▸ **EXCERPT PROVIDED**:
________
Library Makeovers Draw Seniors
Public places aim to become inviting senior spaces, offering Wii as well as books
In Allan Kleiman's vision of public libraries, stern librarians don't shush chatterers with withering stares.
See also: Public libraries offer big savings.
Mike O'Toole/Gallery Stock, Robert Dant/Alamy
Come in for Wii, too, at several libraries throughout the nation.
Rather, Kleiman, 59, sees Wii gaming machines with active older Americans virtually bowling, shooting arrows and playing table tennis. He sees grandparents learning Skype and Facebook so they can chat online with their distant families. He sees instructors teaching retirees how to use digital cameras and giving word processing lessons. The retirees, in turn, are teaching younger people how to play chess, crochet and knit.
Kleiman is one of the nation's leading consultants on retrofitting the nation's 16,671 public libraries as beacons for older adults — and he is on a mission.
The over-65 population "will double in size by 2025, and libraries are realizing that this is a potentially new and exciting market," says Kleiman, who has consulted with libraries across America on how to attract older people to the stacks. Kleiman sees designated adult spaces as places for assembling an active, more inquiring generation that wants books, but also much more information and connectivity. He believes the proven success of interactive sections for teens and children will translate to the same for older adults.
And Kleiman's vision is catching.
Inviting 'senior spaces'
It all began in 2007, when Kleiman, then chair of the American Library Association's Library Service to an Aging Population Committee, took on a challenge from another committee member. His challenge was to incorporate gaming with seniors into the programming activities of the Old Bridge Public Library in Old Bridge, N.J., where he served as assistant director.
"Seniors are not going to drop everything and come to the library and go Wii bowling. It needs to be a bigger part of what you're doing with seniors," says Kleiman, who tapped the library's teen advisory board at Old Bridge for ideas. The young folk brought parents and grandparents for gaming events in the lobby and offered to teach technology and navigation skills.
So with the help of a grant from the Eastern New Jersey Regional Library Cooperative, Kleiman began fashioning the first designated senior space on the East Coast. The library continues to trumpet its designated Senior Spaces on its website, inviting people to attend bridge, Scrabble and craft clubs and watch new and vintage movies together on Friday afternoons.
Kleiman continued his work by helping guide 10 adult-designed spaces in Pennsylvania and New Jersey libraries, and has made plans for retrofitting six more. He also took the Old Bridge prototype and demonstrated its potential at a series of regional and national library conferences and encouraged librarians to apply for grants. The seeds he's sown over the past several years are taking root.
Young and old help each other
In Pennsylvania and New Jersey, state library boards channeled funds from the Federal Library Services and Technology Act to help bolster adult-themed projects, according to Kleiman.
________
▸ **LISTED RECORDS**:
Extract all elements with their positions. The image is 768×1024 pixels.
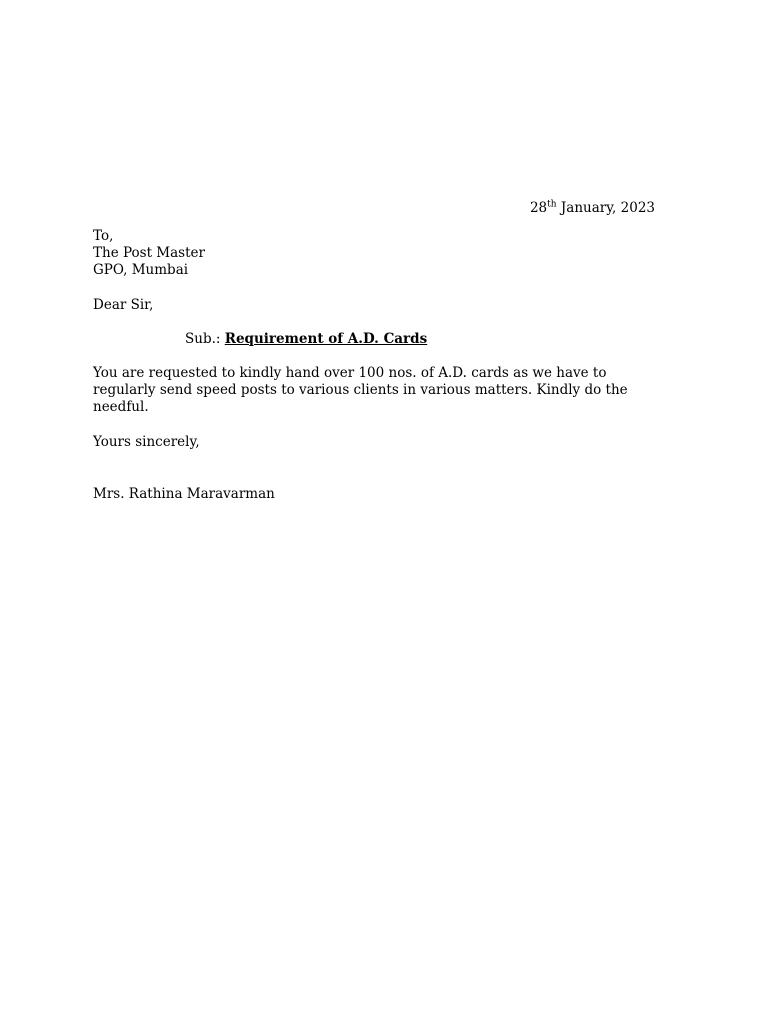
address-line-location: GPO, Mumbai <box>93 262 189 278</box>
date-day: 28 <box>529 200 548 216</box>
salutation: Dear Sir, <box>93 297 154 313</box>
subject-prefix: Sub.: <box>185 331 221 347</box>
letter-body: You are requested to kindly hand over 100 nos. of A.D. cards as we have to regularly send speed posts to various clients in various matters. Kindly do the needful. <box>93 365 628 415</box>
letter-date <box>530 200 655 217</box>
address-line-to: To, <box>93 228 114 244</box>
date-month-year: January, 2023 <box>556 200 655 216</box>
closing: Yours sincerely, <box>93 434 200 450</box>
recipient-address <box>93 228 683 279</box>
signature-name: Mrs. Rathina Maravarman <box>93 486 275 502</box>
subject-line <box>185 331 427 348</box>
date-suffix: th <box>547 199 557 210</box>
address-line-recipient: The Post Master <box>93 245 205 261</box>
subject-text: Requirement of A.D. Cards <box>224 331 428 347</box>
________
▸ **EXERCISE DESCRIPTION**:
Write out the passage of the library article verbatim, from "See also: Public" to "on a mission.". The items come from a separate source.

▸ **RESULT FOR THIS TASK**:
See also: Public libraries offer big savings.
Mike O'Toole/Gallery Stock, Robert Dant/Alamy
Come in for Wii, too, at several libraries throughout the nation.
Rather, Kleiman, 59, sees Wii gaming machines with active older Americans virtually bowling, shooting arrows and playing table tennis. He sees grandparents learning Skype and Facebook so they can chat online with their distant families. He sees instructors teaching retirees how to use digital cameras and giving word processing lessons. The retirees, in turn, are teaching younger people how to play chess, crochet and knit.
Kleiman is one of the nation's leading consultants on retrofitting the nation's 16,671 public libraries as beacons for older adults — and he is on a mission.